## PROMPT
Pick out every line holding the string "Component" and copy it.

## RECORDED INFORMATION
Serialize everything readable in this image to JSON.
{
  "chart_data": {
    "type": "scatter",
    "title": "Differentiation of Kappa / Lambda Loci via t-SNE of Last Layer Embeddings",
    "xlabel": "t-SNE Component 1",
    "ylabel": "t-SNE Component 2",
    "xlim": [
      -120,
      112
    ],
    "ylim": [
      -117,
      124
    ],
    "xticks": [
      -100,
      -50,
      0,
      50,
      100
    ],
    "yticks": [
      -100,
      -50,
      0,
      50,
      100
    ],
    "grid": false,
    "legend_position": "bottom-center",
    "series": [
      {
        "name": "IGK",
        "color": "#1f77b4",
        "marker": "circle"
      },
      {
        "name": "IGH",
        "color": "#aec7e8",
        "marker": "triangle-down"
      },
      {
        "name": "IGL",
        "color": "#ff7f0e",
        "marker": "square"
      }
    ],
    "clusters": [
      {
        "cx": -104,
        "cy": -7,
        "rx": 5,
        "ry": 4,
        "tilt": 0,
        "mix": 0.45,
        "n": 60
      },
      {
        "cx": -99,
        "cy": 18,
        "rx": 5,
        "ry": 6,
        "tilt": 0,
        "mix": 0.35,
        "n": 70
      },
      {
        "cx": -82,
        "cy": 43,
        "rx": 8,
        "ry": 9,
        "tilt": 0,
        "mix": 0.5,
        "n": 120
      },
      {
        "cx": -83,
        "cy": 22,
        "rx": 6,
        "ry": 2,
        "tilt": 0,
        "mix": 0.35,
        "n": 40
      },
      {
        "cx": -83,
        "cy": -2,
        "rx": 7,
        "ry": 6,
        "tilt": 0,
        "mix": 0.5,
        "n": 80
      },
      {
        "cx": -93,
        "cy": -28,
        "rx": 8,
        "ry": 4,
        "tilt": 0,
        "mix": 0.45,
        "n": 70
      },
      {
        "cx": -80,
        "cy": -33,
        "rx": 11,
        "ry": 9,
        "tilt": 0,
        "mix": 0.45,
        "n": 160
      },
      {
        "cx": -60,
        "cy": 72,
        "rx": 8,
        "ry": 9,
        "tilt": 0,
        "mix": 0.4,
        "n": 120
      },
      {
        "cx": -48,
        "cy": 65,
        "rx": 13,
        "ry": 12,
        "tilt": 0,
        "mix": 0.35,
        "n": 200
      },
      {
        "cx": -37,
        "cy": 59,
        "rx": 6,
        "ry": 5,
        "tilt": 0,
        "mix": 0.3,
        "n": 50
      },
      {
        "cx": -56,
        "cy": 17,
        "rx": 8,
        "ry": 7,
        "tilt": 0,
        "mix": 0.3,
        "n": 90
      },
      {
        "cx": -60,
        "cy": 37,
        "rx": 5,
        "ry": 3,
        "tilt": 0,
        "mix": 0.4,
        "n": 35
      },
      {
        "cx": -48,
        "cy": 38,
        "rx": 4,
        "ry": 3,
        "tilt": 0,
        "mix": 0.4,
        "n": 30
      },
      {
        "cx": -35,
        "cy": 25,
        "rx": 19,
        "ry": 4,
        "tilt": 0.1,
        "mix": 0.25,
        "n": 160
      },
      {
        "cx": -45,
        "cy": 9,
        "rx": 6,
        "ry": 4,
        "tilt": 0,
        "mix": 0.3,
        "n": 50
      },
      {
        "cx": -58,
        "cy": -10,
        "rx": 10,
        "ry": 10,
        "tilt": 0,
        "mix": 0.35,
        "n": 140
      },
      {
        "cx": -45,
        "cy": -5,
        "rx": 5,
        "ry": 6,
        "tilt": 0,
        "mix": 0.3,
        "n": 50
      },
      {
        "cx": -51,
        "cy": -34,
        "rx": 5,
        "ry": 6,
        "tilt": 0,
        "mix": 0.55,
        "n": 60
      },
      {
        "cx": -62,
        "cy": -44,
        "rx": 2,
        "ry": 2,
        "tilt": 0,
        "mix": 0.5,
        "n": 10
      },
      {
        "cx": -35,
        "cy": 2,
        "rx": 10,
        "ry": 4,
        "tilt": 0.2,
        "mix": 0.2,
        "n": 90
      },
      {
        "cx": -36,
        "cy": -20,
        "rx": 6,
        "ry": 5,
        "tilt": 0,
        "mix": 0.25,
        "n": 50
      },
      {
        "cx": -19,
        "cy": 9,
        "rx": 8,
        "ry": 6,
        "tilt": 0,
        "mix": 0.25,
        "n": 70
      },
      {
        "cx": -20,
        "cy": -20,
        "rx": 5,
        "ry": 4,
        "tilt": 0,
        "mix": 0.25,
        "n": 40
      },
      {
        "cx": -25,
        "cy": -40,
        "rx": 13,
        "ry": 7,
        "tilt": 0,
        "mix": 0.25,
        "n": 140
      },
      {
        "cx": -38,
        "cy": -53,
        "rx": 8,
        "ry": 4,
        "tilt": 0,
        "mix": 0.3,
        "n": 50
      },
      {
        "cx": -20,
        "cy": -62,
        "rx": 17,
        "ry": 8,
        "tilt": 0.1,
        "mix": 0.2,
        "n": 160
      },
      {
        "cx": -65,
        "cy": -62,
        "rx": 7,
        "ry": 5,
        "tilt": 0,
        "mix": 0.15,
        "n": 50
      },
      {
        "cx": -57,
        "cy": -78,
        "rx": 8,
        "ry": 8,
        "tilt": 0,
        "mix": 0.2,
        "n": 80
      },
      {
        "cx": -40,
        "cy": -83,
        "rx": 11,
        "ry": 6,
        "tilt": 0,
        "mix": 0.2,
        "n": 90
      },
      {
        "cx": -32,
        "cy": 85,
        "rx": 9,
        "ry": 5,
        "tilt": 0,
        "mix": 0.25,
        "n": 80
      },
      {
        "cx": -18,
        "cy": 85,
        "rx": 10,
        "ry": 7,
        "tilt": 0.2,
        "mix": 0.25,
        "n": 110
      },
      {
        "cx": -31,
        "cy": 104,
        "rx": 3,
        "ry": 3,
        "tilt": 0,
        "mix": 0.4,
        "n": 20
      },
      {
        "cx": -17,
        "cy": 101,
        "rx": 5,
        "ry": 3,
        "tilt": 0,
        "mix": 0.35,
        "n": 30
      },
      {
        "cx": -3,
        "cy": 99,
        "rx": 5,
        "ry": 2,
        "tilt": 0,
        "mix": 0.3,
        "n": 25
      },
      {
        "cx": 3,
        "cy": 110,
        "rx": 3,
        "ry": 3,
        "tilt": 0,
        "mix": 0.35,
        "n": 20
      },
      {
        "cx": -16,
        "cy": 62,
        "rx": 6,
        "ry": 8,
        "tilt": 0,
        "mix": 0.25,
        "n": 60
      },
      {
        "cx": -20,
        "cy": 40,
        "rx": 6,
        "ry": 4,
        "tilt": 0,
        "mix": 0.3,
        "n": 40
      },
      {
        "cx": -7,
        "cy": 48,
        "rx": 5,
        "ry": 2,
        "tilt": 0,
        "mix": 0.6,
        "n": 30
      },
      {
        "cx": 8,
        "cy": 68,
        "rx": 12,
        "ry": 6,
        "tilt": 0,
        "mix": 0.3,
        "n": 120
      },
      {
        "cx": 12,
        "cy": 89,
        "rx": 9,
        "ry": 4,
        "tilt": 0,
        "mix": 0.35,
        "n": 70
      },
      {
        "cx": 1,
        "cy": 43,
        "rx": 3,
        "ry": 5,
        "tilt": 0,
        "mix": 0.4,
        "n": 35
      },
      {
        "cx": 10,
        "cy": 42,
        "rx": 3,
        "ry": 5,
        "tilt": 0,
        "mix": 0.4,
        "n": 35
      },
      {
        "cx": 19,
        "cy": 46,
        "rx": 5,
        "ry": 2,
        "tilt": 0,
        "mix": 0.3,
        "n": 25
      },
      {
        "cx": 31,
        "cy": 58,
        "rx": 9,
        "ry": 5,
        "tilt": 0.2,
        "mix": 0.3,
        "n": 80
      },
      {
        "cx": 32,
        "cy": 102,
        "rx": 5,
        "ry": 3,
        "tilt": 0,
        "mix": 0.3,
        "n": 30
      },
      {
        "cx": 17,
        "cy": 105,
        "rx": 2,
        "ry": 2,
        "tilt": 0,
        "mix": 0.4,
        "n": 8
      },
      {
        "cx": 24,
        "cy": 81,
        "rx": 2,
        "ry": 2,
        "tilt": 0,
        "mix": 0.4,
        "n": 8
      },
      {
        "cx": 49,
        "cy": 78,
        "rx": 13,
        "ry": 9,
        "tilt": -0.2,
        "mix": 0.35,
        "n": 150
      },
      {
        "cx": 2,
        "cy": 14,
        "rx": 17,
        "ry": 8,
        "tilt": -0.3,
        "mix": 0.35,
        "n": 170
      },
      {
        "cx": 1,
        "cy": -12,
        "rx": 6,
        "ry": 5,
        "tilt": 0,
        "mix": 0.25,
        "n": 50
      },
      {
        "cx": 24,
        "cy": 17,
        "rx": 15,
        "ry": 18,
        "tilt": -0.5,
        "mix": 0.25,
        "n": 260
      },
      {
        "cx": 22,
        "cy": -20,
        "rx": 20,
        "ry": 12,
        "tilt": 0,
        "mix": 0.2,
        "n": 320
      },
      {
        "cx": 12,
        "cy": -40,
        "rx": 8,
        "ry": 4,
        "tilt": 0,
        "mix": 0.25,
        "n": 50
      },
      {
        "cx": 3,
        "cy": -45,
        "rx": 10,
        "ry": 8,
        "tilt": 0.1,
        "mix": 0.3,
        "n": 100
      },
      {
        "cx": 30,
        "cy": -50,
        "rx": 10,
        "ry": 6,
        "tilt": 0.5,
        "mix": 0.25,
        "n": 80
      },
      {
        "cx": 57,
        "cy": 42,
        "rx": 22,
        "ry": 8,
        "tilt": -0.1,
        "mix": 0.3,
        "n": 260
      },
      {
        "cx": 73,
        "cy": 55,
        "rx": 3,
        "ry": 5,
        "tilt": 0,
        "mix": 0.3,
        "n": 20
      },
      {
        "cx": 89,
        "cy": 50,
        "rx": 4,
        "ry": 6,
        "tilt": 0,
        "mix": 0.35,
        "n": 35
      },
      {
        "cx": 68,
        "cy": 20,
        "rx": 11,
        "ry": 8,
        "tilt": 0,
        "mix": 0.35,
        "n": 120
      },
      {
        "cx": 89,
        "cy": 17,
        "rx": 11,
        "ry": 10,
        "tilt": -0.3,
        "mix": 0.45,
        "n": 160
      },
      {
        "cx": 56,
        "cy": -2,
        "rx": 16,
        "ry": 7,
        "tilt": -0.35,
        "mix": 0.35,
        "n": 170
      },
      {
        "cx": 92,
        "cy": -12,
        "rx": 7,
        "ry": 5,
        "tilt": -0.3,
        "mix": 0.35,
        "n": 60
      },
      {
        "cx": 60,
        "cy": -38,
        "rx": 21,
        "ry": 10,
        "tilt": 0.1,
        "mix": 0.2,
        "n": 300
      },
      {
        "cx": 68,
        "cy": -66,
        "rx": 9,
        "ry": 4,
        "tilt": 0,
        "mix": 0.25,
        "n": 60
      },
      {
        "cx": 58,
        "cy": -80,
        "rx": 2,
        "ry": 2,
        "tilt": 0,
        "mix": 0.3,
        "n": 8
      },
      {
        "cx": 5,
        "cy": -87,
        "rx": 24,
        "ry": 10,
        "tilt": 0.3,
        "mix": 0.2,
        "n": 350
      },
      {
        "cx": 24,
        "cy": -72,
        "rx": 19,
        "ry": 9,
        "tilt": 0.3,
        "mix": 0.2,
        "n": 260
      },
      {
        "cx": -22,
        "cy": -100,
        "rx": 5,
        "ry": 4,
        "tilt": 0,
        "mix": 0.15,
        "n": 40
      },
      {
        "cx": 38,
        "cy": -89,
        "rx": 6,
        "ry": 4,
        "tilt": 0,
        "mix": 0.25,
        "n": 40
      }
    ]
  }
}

## ANSWER FOR THE TASK
    "xlabel": "t-SNE Component 1",
    "ylabel": "t-SNE Component 2",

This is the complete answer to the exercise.